Given exercise ▸ Below are some records: retype them all exactly, but not the pictures.

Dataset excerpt
** start **

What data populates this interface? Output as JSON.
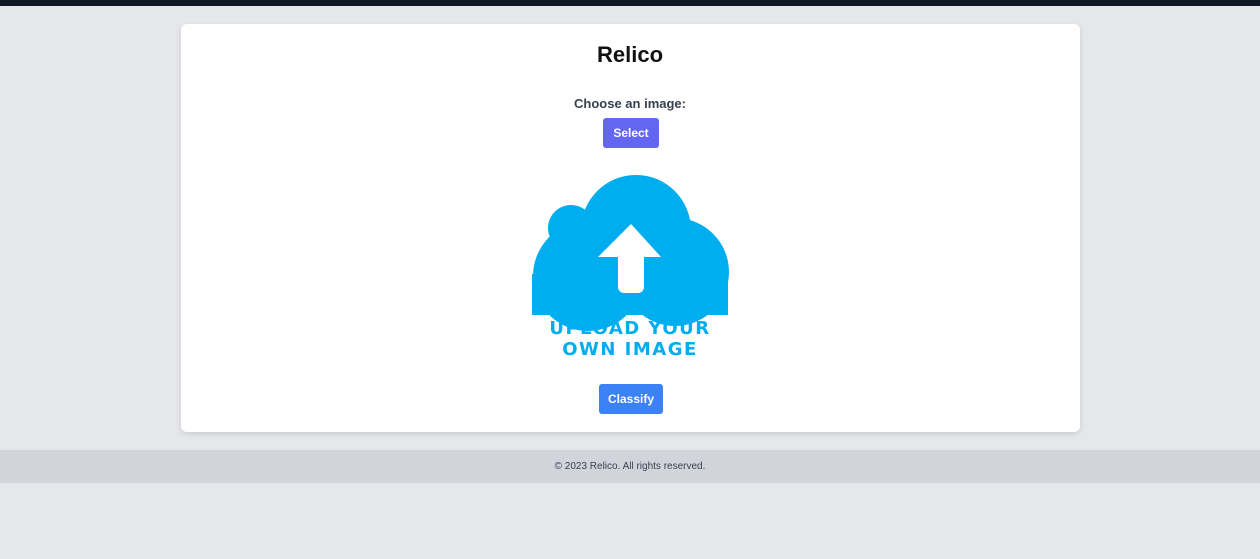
{
  "app": {
    "title": "Relico"
  },
  "upload": {
    "prompt": "Choose an image:",
    "select_label": "Select",
    "placeholder_line1": "UPLOAD YOUR",
    "placeholder_line2": "OWN IMAGE",
    "placeholder_icon": "cloud-upload-icon",
    "classify_label": "Classify"
  },
  "footer": {
    "text": "© 2023 Relico. All rights reserved."
  },
  "colors": {
    "page_background": "#e5e7eb",
    "top_bar": "#111827",
    "select_button": "#6366f1",
    "classify_button": "#3b82f6",
    "upload_icon": "#00adee",
    "footer_background": "#d1d5db"
  }
}
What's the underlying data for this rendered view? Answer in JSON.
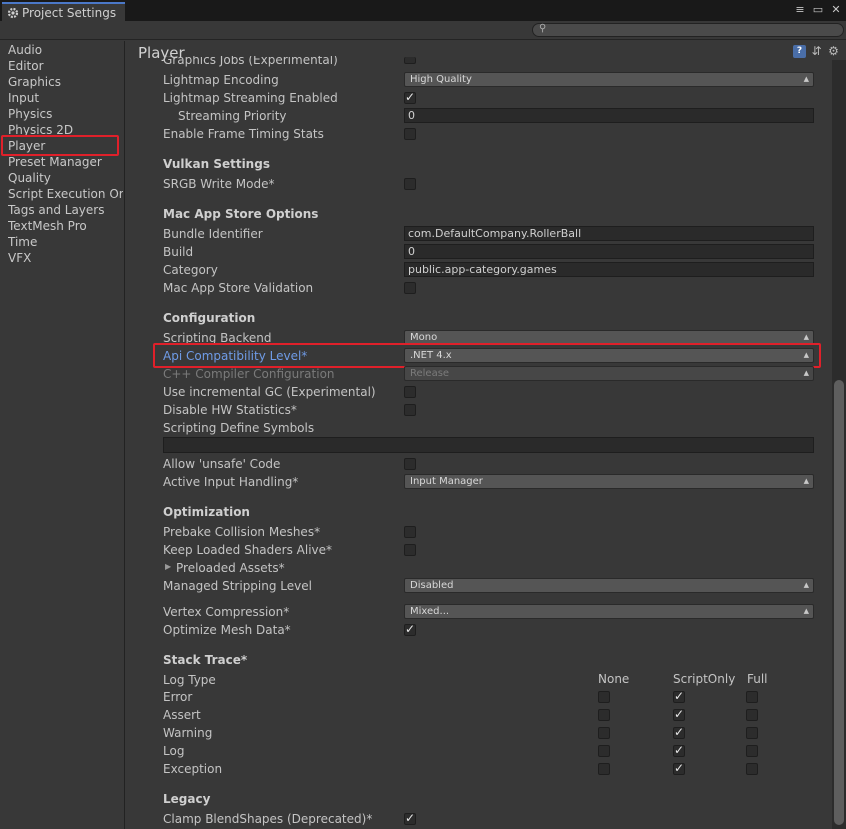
{
  "window": {
    "tab_title": "Project Settings",
    "controls": [
      "≡",
      "▭",
      "✕"
    ]
  },
  "search": {
    "placeholder": ""
  },
  "sidebar": {
    "items": [
      {
        "label": "Audio"
      },
      {
        "label": "Editor"
      },
      {
        "label": "Graphics"
      },
      {
        "label": "Input"
      },
      {
        "label": "Physics"
      },
      {
        "label": "Physics 2D"
      },
      {
        "label": "Player",
        "selected": true
      },
      {
        "label": "Preset Manager"
      },
      {
        "label": "Quality"
      },
      {
        "label": "Script Execution Order"
      },
      {
        "label": "Tags and Layers"
      },
      {
        "label": "TextMesh Pro"
      },
      {
        "label": "Time"
      },
      {
        "label": "VFX"
      }
    ]
  },
  "main": {
    "title": "Player",
    "rows": {
      "graphics_jobs": "Graphics Jobs (Experimental)",
      "lightmap_encoding": "Lightmap Encoding",
      "lightmap_encoding_value": "High Quality",
      "lightmap_streaming": "Lightmap Streaming Enabled",
      "streaming_priority": "Streaming Priority",
      "streaming_priority_value": "0",
      "frame_timing": "Enable Frame Timing Stats",
      "vulkan_header": "Vulkan Settings",
      "srgb_write": "SRGB Write Mode*",
      "mac_header": "Mac App Store Options",
      "bundle_id": "Bundle Identifier",
      "bundle_id_value": "com.DefaultCompany.RollerBall",
      "build": "Build",
      "build_value": "0",
      "category": "Category",
      "category_value": "public.app-category.games",
      "mac_validation": "Mac App Store Validation",
      "config_header": "Configuration",
      "scripting_backend": "Scripting Backend",
      "scripting_backend_value": "Mono",
      "api_level": "Api Compatibility Level*",
      "api_level_value": ".NET 4.x",
      "cpp_config": "C++ Compiler Configuration",
      "cpp_config_value": "Release",
      "incremental_gc": "Use incremental GC (Experimental)",
      "hw_stats": "Disable HW Statistics*",
      "define_symbols": "Scripting Define Symbols",
      "unsafe_code": "Allow 'unsafe' Code",
      "input_handling": "Active Input Handling*",
      "input_handling_value": "Input Manager",
      "opt_header": "Optimization",
      "prebake": "Prebake Collision Meshes*",
      "keep_shaders": "Keep Loaded Shaders Alive*",
      "preloaded": "Preloaded Assets*",
      "stripping": "Managed Stripping Level",
      "stripping_value": "Disabled",
      "vertex_comp": "Vertex Compression*",
      "vertex_comp_value": "Mixed...",
      "optimize_mesh": "Optimize Mesh Data*",
      "stack_header": "Stack Trace*",
      "log_type": "Log Type",
      "col_none": "None",
      "col_scriptonly": "ScriptOnly",
      "col_full": "Full",
      "log_error": "Error",
      "log_assert": "Assert",
      "log_warning": "Warning",
      "log_log": "Log",
      "log_exception": "Exception",
      "legacy_header": "Legacy",
      "clamp_blend": "Clamp BlendShapes (Deprecated)*"
    }
  },
  "colors": {
    "highlight": "#e0202a",
    "blue_label": "#6f9be6",
    "tab_accent": "#4b78c8"
  }
}
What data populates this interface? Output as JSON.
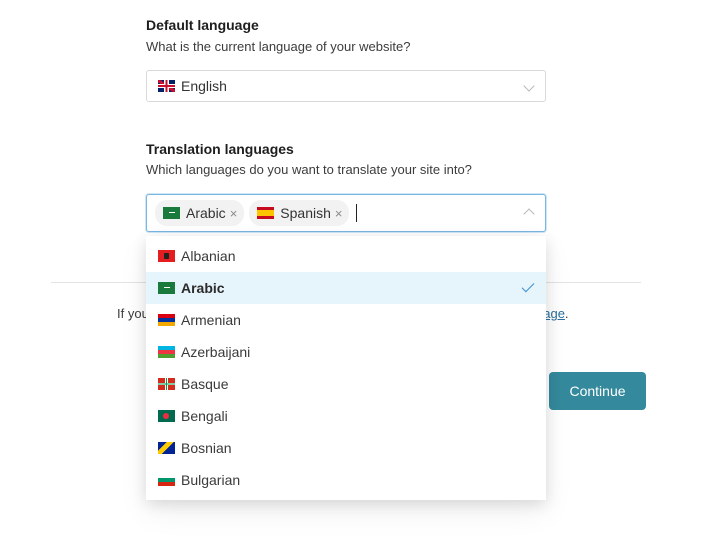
{
  "default_language": {
    "title": "Default language",
    "description": "What is the current language of your website?",
    "selected": {
      "label": "English",
      "flag": "uk-flag-icon"
    }
  },
  "translation_languages": {
    "title": "Translation languages",
    "description": "Which languages do you want to translate your site into?",
    "chips": [
      {
        "label": "Arabic",
        "flag": "saudi-flag-icon",
        "remove": "×"
      },
      {
        "label": "Spanish",
        "flag": "spain-flag-icon",
        "remove": "×"
      }
    ],
    "input_value": ""
  },
  "dropdown": {
    "options": [
      {
        "label": "Albanian",
        "flag": "albania-flag-icon",
        "selected": false
      },
      {
        "label": "Arabic",
        "flag": "saudi-flag-icon",
        "selected": true
      },
      {
        "label": "Armenian",
        "flag": "armenia-flag-icon",
        "selected": false
      },
      {
        "label": "Azerbaijani",
        "flag": "azerbaijan-flag-icon",
        "selected": false
      },
      {
        "label": "Basque",
        "flag": "basque-flag-icon",
        "selected": false
      },
      {
        "label": "Bengali",
        "flag": "bangladesh-flag-icon",
        "selected": false
      },
      {
        "label": "Bosnian",
        "flag": "bosnia-flag-icon",
        "selected": false
      },
      {
        "label": "Bulgarian",
        "flag": "bulgaria-flag-icon",
        "selected": false
      }
    ]
  },
  "footer": {
    "note_start": "If you",
    "note_link_end": "uage",
    "note_end_punct": "."
  },
  "actions": {
    "continue_label": "Continue"
  },
  "colors": {
    "primary_button": "#348a9c",
    "focus_border": "#79b6e2",
    "selected_option_bg": "#e6f4fb",
    "check": "#3b8fd1"
  }
}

** end **

Answer to the task ▸
What data populates this interface? Output as JSON.
{
  "app": {
    "title": "Relico"
  },
  "upload": {
    "prompt": "Choose an image:",
    "select_label": "Select",
    "placeholder_line1": "UPLOAD YOUR",
    "placeholder_line2": "OWN IMAGE",
    "placeholder_icon": "cloud-upload-icon",
    "classify_label": "Classify"
  },
  "footer": {
    "text": "© 2023 Relico. All rights reserved."
  },
  "colors": {
    "page_background": "#e5e7eb",
    "top_bar": "#111827",
    "select_button": "#6366f1",
    "classify_button": "#3b82f6",
    "upload_icon": "#00adee",
    "footer_background": "#d1d5db"
  }
}
What's the underlying data for this rendered view? Answer in JSON.
{
  "window": {
    "tab_title": "Project Settings",
    "controls": [
      "≡",
      "▭",
      "✕"
    ]
  },
  "search": {
    "placeholder": ""
  },
  "sidebar": {
    "items": [
      {
        "label": "Audio"
      },
      {
        "label": "Editor"
      },
      {
        "label": "Graphics"
      },
      {
        "label": "Input"
      },
      {
        "label": "Physics"
      },
      {
        "label": "Physics 2D"
      },
      {
        "label": "Player",
        "selected": true
      },
      {
        "label": "Preset Manager"
      },
      {
        "label": "Quality"
      },
      {
        "label": "Script Execution Order"
      },
      {
        "label": "Tags and Layers"
      },
      {
        "label": "TextMesh Pro"
      },
      {
        "label": "Time"
      },
      {
        "label": "VFX"
      }
    ]
  },
  "main": {
    "title": "Player",
    "rows": {
      "graphics_jobs": "Graphics Jobs (Experimental)",
      "lightmap_encoding": "Lightmap Encoding",
      "lightmap_encoding_value": "High Quality",
      "lightmap_streaming": "Lightmap Streaming Enabled",
      "streaming_priority": "Streaming Priority",
      "streaming_priority_value": "0",
      "frame_timing": "Enable Frame Timing Stats",
      "vulkan_header": "Vulkan Settings",
      "srgb_write": "SRGB Write Mode*",
      "mac_header": "Mac App Store Options",
      "bundle_id": "Bundle Identifier",
      "bundle_id_value": "com.DefaultCompany.RollerBall",
      "build": "Build",
      "build_value": "0",
      "category": "Category",
      "category_value": "public.app-category.games",
      "mac_validation": "Mac App Store Validation",
      "config_header": "Configuration",
      "scripting_backend": "Scripting Backend",
      "scripting_backend_value": "Mono",
      "api_level": "Api Compatibility Level*",
      "api_level_value": ".NET 4.x",
      "cpp_config": "C++ Compiler Configuration",
      "cpp_config_value": "Release",
      "incremental_gc": "Use incremental GC (Experimental)",
      "hw_stats": "Disable HW Statistics*",
      "define_symbols": "Scripting Define Symbols",
      "unsafe_code": "Allow 'unsafe' Code",
      "input_handling": "Active Input Handling*",
      "input_handling_value": "Input Manager",
      "opt_header": "Optimization",
      "prebake": "Prebake Collision Meshes*",
      "keep_shaders": "Keep Loaded Shaders Alive*",
      "preloaded": "Preloaded Assets*",
      "stripping": "Managed Stripping Level",
      "stripping_value": "Disabled",
      "vertex_comp": "Vertex Compression*",
      "vertex_comp_value": "Mixed...",
      "optimize_mesh": "Optimize Mesh Data*",
      "stack_header": "Stack Trace*",
      "log_type": "Log Type",
      "col_none": "None",
      "col_scriptonly": "ScriptOnly",
      "col_full": "Full",
      "log_error": "Error",
      "log_assert": "Assert",
      "log_warning": "Warning",
      "log_log": "Log",
      "log_exception": "Exception",
      "legacy_header": "Legacy",
      "clamp_blend": "Clamp BlendShapes (Deprecated)*"
    }
  },
  "colors": {
    "highlight": "#e0202a",
    "blue_label": "#6f9be6",
    "tab_accent": "#4b78c8"
  }
}
What data populates this interface? Output as JSON.
{
  "default_language": {
    "title": "Default language",
    "description": "What is the current language of your website?",
    "selected": {
      "label": "English",
      "flag": "uk-flag-icon"
    }
  },
  "translation_languages": {
    "title": "Translation languages",
    "description": "Which languages do you want to translate your site into?",
    "chips": [
      {
        "label": "Arabic",
        "flag": "saudi-flag-icon",
        "remove": "×"
      },
      {
        "label": "Spanish",
        "flag": "spain-flag-icon",
        "remove": "×"
      }
    ],
    "input_value": ""
  },
  "dropdown": {
    "options": [
      {
        "label": "Albanian",
        "flag": "albania-flag-icon",
        "selected": false
      },
      {
        "label": "Arabic",
        "flag": "saudi-flag-icon",
        "selected": true
      },
      {
        "label": "Armenian",
        "flag": "armenia-flag-icon",
        "selected": false
      },
      {
        "label": "Azerbaijani",
        "flag": "azerbaijan-flag-icon",
        "selected": false
      },
      {
        "label": "Basque",
        "flag": "basque-flag-icon",
        "selected": false
      },
      {
        "label": "Bengali",
        "flag": "bangladesh-flag-icon",
        "selected": false
      },
      {
        "label": "Bosnian",
        "flag": "bosnia-flag-icon",
        "selected": false
      },
      {
        "label": "Bulgarian",
        "flag": "bulgaria-flag-icon",
        "selected": false
      }
    ]
  },
  "footer": {
    "note_start": "If you",
    "note_link_end": "uage",
    "note_end_punct": "."
  },
  "actions": {
    "continue_label": "Continue"
  },
  "colors": {
    "primary_button": "#348a9c",
    "focus_border": "#79b6e2",
    "selected_option_bg": "#e6f4fb",
    "check": "#3b8fd1"
  }
}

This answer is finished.